INPUT FOR THIS TASK |
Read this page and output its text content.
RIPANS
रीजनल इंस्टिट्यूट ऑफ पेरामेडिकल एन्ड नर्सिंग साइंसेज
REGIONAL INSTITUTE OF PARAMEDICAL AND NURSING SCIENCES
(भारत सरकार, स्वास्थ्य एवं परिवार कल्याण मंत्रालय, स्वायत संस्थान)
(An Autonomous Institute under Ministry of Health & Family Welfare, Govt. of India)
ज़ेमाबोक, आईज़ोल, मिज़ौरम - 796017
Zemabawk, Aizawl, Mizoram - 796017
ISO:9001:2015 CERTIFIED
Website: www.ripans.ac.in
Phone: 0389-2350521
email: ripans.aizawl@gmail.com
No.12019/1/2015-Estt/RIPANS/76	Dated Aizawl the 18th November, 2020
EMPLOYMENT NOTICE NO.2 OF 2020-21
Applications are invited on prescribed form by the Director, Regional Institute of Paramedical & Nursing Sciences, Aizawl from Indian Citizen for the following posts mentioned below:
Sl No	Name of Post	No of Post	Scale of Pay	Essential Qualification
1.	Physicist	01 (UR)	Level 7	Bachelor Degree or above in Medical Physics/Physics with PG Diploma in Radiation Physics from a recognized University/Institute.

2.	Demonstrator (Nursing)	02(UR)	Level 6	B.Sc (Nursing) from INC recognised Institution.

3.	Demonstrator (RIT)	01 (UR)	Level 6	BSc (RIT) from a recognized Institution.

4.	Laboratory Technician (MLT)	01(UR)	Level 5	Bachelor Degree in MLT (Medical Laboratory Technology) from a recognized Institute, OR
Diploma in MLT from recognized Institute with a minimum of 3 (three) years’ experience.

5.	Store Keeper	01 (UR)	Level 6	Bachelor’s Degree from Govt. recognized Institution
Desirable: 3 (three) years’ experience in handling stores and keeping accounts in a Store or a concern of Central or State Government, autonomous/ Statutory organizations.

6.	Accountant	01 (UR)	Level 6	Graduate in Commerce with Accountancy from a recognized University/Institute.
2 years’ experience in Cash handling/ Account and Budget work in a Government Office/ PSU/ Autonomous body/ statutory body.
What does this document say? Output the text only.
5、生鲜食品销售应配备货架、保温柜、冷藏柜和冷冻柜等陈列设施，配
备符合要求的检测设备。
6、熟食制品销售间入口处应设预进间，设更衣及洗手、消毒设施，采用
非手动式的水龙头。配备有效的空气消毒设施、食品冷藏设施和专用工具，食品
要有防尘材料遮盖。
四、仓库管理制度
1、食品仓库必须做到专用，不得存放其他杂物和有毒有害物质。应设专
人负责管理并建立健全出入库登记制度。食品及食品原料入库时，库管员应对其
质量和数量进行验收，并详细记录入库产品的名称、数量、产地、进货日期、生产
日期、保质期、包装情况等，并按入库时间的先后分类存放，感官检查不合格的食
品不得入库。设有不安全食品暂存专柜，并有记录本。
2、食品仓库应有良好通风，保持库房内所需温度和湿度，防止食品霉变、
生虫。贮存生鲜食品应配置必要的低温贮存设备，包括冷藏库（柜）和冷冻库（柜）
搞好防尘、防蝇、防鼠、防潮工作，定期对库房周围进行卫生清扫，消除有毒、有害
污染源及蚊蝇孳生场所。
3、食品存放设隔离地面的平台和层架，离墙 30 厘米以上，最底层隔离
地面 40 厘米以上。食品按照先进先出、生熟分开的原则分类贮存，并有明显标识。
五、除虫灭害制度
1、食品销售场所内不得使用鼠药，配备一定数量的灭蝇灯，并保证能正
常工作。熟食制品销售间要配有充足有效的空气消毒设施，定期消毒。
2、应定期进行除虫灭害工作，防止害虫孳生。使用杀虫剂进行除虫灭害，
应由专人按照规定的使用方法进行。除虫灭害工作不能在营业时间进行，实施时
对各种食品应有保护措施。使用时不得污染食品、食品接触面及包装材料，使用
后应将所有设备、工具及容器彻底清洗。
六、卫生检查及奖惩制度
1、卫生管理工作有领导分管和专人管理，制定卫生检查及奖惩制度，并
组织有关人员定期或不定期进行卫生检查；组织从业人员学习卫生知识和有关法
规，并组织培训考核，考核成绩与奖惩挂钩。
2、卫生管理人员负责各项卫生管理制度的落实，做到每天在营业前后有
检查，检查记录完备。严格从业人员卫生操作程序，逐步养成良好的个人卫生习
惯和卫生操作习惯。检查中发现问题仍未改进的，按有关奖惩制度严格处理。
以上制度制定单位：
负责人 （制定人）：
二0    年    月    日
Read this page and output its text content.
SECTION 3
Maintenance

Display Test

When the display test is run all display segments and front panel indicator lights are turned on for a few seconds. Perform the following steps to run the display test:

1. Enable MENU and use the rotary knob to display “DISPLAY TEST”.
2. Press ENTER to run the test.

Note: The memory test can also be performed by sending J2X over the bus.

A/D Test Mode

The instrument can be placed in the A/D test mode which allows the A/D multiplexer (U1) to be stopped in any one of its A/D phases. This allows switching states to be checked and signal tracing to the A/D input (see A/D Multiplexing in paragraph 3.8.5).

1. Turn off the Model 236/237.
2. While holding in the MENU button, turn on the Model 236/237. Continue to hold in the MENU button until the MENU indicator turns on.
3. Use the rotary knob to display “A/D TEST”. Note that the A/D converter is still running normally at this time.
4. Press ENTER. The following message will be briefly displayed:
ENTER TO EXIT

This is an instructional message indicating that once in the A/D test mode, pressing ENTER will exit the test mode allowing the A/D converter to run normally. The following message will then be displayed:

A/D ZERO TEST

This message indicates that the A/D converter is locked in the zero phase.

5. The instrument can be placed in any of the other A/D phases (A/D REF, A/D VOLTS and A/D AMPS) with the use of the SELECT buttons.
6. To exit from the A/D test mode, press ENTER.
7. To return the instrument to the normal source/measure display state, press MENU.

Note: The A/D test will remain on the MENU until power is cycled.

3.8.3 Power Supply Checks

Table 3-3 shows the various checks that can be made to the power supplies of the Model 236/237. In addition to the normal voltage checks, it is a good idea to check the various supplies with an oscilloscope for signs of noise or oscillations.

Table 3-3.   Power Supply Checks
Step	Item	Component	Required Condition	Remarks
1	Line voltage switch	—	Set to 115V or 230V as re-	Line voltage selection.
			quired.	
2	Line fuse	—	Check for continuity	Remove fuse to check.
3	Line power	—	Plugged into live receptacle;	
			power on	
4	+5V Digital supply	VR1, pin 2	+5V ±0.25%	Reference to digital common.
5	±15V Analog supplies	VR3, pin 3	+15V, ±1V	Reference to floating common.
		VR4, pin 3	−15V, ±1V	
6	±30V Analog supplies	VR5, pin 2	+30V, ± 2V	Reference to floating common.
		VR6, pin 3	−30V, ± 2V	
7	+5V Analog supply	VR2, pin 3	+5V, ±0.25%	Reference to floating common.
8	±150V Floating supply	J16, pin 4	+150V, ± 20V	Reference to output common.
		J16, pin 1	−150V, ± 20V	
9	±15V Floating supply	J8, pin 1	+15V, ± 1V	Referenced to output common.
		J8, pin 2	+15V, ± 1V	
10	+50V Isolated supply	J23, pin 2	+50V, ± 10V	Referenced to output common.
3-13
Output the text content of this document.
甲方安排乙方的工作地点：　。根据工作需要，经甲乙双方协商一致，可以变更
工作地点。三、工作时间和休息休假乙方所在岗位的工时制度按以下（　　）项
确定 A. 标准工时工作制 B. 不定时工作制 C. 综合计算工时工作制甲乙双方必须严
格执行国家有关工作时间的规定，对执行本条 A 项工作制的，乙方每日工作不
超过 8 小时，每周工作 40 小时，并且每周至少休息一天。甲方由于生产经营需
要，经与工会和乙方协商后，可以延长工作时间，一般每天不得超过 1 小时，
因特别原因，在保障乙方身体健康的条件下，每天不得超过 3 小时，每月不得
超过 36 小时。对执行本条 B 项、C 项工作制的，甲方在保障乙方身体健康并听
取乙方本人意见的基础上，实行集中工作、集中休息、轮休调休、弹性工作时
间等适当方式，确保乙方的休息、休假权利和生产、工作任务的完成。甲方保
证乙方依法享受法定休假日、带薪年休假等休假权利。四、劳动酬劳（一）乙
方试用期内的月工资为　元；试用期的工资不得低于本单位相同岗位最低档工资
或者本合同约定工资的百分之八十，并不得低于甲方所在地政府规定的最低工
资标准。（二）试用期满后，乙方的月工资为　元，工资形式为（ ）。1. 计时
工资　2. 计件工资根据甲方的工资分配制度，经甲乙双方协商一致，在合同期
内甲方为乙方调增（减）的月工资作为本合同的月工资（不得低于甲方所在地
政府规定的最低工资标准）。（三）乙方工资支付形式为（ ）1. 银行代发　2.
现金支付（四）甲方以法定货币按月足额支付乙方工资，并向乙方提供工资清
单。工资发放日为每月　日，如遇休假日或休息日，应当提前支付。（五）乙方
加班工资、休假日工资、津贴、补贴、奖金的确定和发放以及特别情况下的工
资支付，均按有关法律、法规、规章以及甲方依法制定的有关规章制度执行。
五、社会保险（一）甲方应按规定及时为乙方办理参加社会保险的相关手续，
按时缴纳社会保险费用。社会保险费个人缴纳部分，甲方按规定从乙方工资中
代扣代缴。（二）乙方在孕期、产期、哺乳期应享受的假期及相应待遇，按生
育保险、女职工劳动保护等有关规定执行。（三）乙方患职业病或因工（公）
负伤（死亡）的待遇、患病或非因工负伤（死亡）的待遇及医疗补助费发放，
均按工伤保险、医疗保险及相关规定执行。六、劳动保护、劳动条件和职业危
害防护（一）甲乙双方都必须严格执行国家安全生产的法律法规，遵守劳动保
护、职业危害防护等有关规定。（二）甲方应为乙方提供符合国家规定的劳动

TASK BRIEF |
Using the material above, report each line where "phases" occurs.

ANSWER |
The instrument can be placed in the A/D test mode which allows the A/D multiplexer (U1) to be stopped in any one of its A/D phases. This allows switching states to be checked and signal tracing to the A/D input (see A/D Multiplexing in paragraph 3.8.5).
5. The instrument can be placed in any of the other A/D phases (A/D REF, A/D VOLTS and A/D AMPS) with the use of the SELECT buttons.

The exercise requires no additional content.